[Saved data entries]
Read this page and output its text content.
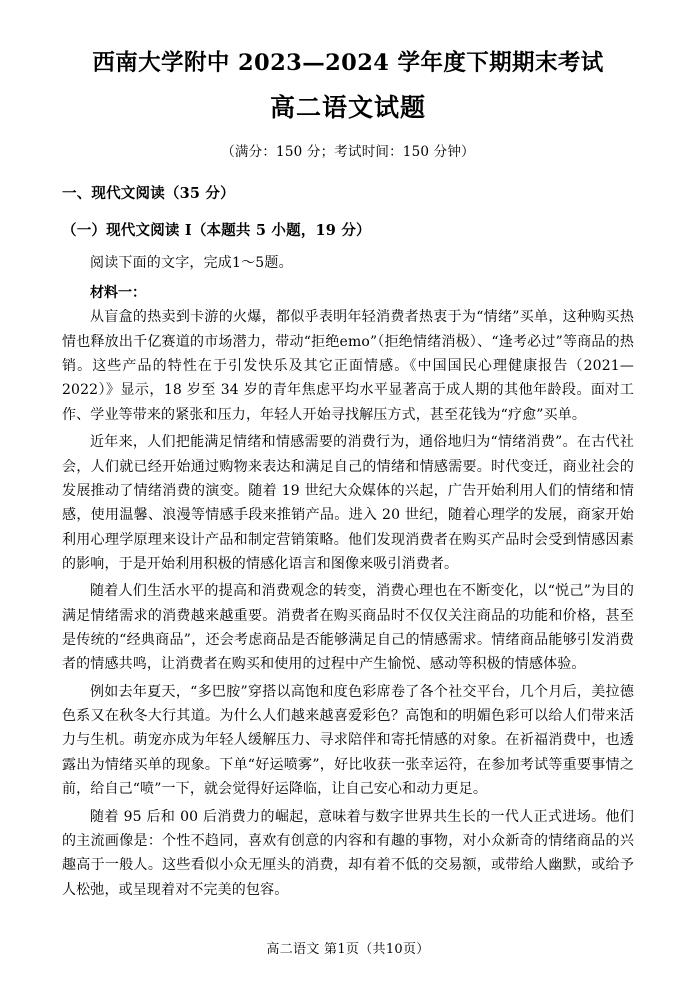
西南大学附中 2023—2024 学年度下期期末考试
高二语文试题
（满分：150 分；考试时间：150 分钟）
一、现代文阅读（35 分）
（一）现代文阅读 I（本题共 5 小题，19 分）
阅读下面的文字，完成1～5题。
材料一：

从盲盒的热卖到卡游的火爆，都似乎表明年轻消费者热衷于为“情绪”买单，这种购买热情也释放出千亿赛道的市场潜力，带动“拒绝emo”（拒绝情绪消极）、“逢考必过”等商品的热销。这些产品的特性在于引发快乐及其它正面情感。《中国国民心理健康报告（2021—2022）》显示，18 岁至 34 岁的青年焦虑平均水平显著高于成人期的其他年龄段。面对工作、学业等带来的紧张和压力，年轻人开始寻找解压方式，甚至花钱为“疗愈”买单。

近年来，人们把能满足情绪和情感需要的消费行为，通俗地归为“情绪消费”。在古代社会，人们就已经开始通过购物来表达和满足自己的情绪和情感需要。时代变迁，商业社会的发展推动了情绪消费的演变。随着 19 世纪大众媒体的兴起，广告开始利用人们的情绪和情感，使用温馨、浪漫等情感手段来推销产品。进入 20 世纪，随着心理学的发展，商家开始利用心理学原理来设计产品和制定营销策略。他们发现消费者在购买产品时会受到情感因素的影响，于是开始利用积极的情感化语言和图像来吸引消费者。

随着人们生活水平的提高和消费观念的转变，消费心理也在不断变化，以“悦己”为目的满足情绪需求的消费越来越重要。消费者在购买商品时不仅仅关注商品的功能和价格，甚至是传统的“经典商品”，还会考虑商品是否能够满足自己的情感需求。情绪商品能够引发消费者的情感共鸣，让消费者在购买和使用的过程中产生愉悦、感动等积极的情感体验。

例如去年夏天，“多巴胺”穿搭以高饱和度色彩席卷了各个社交平台，几个月后，美拉德色系又在秋冬大行其道。为什么人们越来越喜爱彩色？高饱和的明媚色彩可以给人们带来活力与生机。萌宠亦成为年轻人缓解压力、寻求陪伴和寄托情感的对象。在祈福消费中，也透露出为情绪买单的现象。下单“好运喷雾”，好比收获一张幸运符，在参加考试等重要事情之前，给自己“喷”一下，就会觉得好运降临，让自己安心和动力更足。

随着 95 后和 00 后消费力的崛起，意味着与数字世界共生长的一代人正式进场。他们的主流画像是：个性不趋同，喜欢有创意的内容和有趣的事物，对小众新奇的情绪商品的兴趣高于一般人。这些看似小众无厘头的消费，却有着不低的交易额，或带给人幽默，或给予人松弛，或呈现着对不完美的包容。

高二语文 第1页（共10页）
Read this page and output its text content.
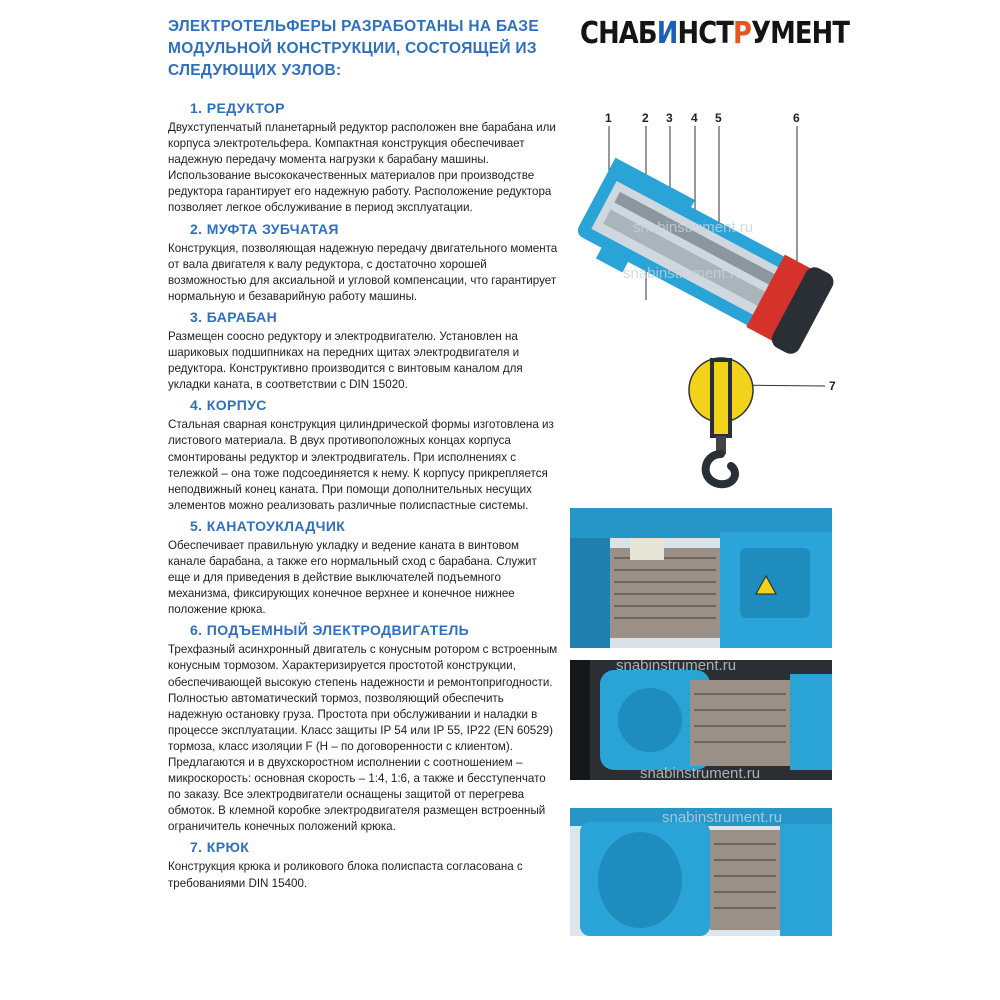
ЭЛЕКТРОТЕЛЬФЕРЫ РАЗРАБОТАНЫ НА БАЗЕ МОДУЛЬНОЙ КОНСТРУКЦИИ, СОСТОЯЩЕЙ ИЗ СЛЕДУЮЩИХ УЗЛОВ:
СНАБИНСТРУМЕНТ
1. РЕДУКТОР

Двухступенчатый планетарный редуктор расположен вне барабана или корпуса электротельфера. Компактная конструкция обеспечивает надежную передачу момента нагрузки к барабану машины. Использование высококачественных материалов при производстве редуктора гарантирует его надежную работу. Расположение редуктора позволяет легкое обслуживание в период эксплуатации.

2. МУФТА ЗУБЧАТАЯ

Конструкция, позволяющая надежную передачу двигательного момента от вала двигателя к валу редуктора, с достаточно хорошей возможностью для аксиальной и угловой компенсации, что гарантирует нормальную и безаварийную работу машины.

3. БАРАБАН

Размещен соосно редуктору и электродвигателю. Установлен на шариковых подшипниках на передних щитах электродвигателя и редуктора. Конструктивно производится с винтовым каналом для укладки каната, в соответствии с DIN 15020.

4. КОРПУС

Стальная сварная конструкция цилиндрической формы изготовлена из листового материала. В двух противоположных концах корпуса смонтированы редуктор и электродвигатель. При исполнениях с тележкой – она тоже подсоединяется к нему. К корпусу прикрепляется неподвижный конец каната. При помощи дополнительных несущих элементов можно реализовать различные полиспастные системы.

5. КАНАТОУКЛАДЧИК

Обеспечивает правильную укладку и ведение каната в винтовом канале барабана, а также его нормальный сход с барабана. Служит еще и для приведения в действие выключателей подъемного механизма, фиксирующих конечное верхнее и конечное нижнее положение крюка.

6. ПОДЪЕМНЫЙ ЭЛЕКТРОДВИГАТЕЛЬ

Трехфазный асинхронный двигатель с конусным ротором с встроенным конусным тормозом. Характеризируется простотой конструкции, обеспечивающей высокую степень надежности и ремонтопригодности. Полностью автоматический тормоз, позволяющий обеспечить надежную остановку груза. Простота при обслуживании и наладки в процессе эксплуатации. Класс защиты IP 54 или IP 55, IP22 (EN 60529) тормоза, класс изоляции F (H – по договоренности с клиентом). Предлагаются и в двухскоростном исполнении с соотношением – микроскорость: основная скорость – 1:4, 1:6, а также и бесступенчато по заказу. Все электродвигатели оснащены защитой от перегрева обмоток. В клемной коробке электродвигателя размещен встроенный ограничитель конечных положений крюка.

7. КРЮК

Конструкция крюка и роликового блока полиспаста согласована с требованиями DIN 15400.

1	2 3 4 5	6
7
snabinstrument.ru
snabinstrument.ru
snabinstrument.ru
snabinstrument.ru
snabinstrument.ru
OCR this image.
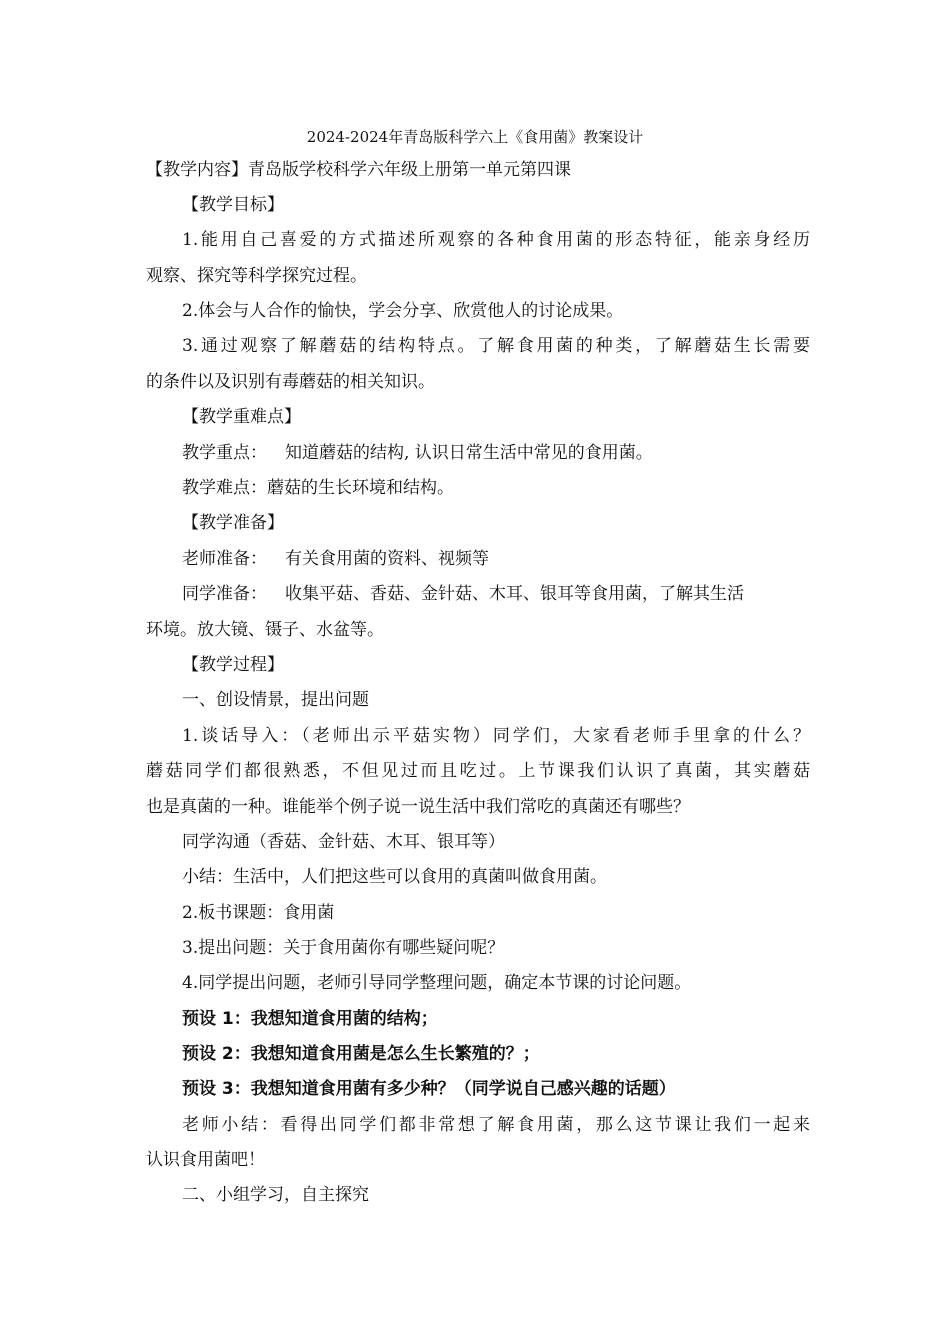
2024-2024年青岛版科学六上《食用菌》教案设计
【教学内容】青岛版学校科学六年级上册第一单元第四课
【教学目标】
1.能用自己喜爱的方式描述所观察的各种食用菌的形态特征，能亲身经历
观察、探究等科学探究过程。
2.体会与人合作的愉快，学会分享、欣赏他人的讨论成果。
3.通过观察了解蘑菇的结构特点。了解食用菌的种类，了解蘑菇生长需要
的条件以及识别有毒蘑菇的相关知识。
【教学重难点】
教学重点： 知道蘑菇的结构, 认识日常生活中常见的食用菌。
教学难点：蘑菇的生长环境和结构。
【教学准备】
老师准备： 有关食用菌的资料、视频等
同学准备： 收集平菇、香菇、金针菇、木耳、银耳等食用菌，了解其生活
环境。放大镜、镊子、水盆等。
【教学过程】
一、创设情景，提出问题
1.谈话导入：（老师出示平菇实物）同学们，大家看老师手里拿的什么？
蘑菇同学们都很熟悉，不但见过而且吃过。上节课我们认识了真菌，其实蘑菇
也是真菌的一种。谁能举个例子说一说生活中我们常吃的真菌还有哪些？
同学沟通（香菇、金针菇、木耳、银耳等）
小结：生活中，人们把这些可以食用的真菌叫做食用菌。
2.板书课题：食用菌
3.提出问题：关于食用菌你有哪些疑问呢？
4.同学提出问题，老师引导同学整理问题，确定本节课的讨论问题。
预设 1：我想知道食用菌的结构；
预设 2：我想知道食用菌是怎么生长繁殖的？；
预设 3：我想知道食用菌有多少种？（同学说自己感兴趣的话题）
老师小结：看得出同学们都非常想了解食用菌，那么这节课让我们一起来
认识食用菌吧！
二、小组学习，自主探究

Task instructions: Counting only lines of the data above that hold "машины", report the total and nothing else.

Result: 2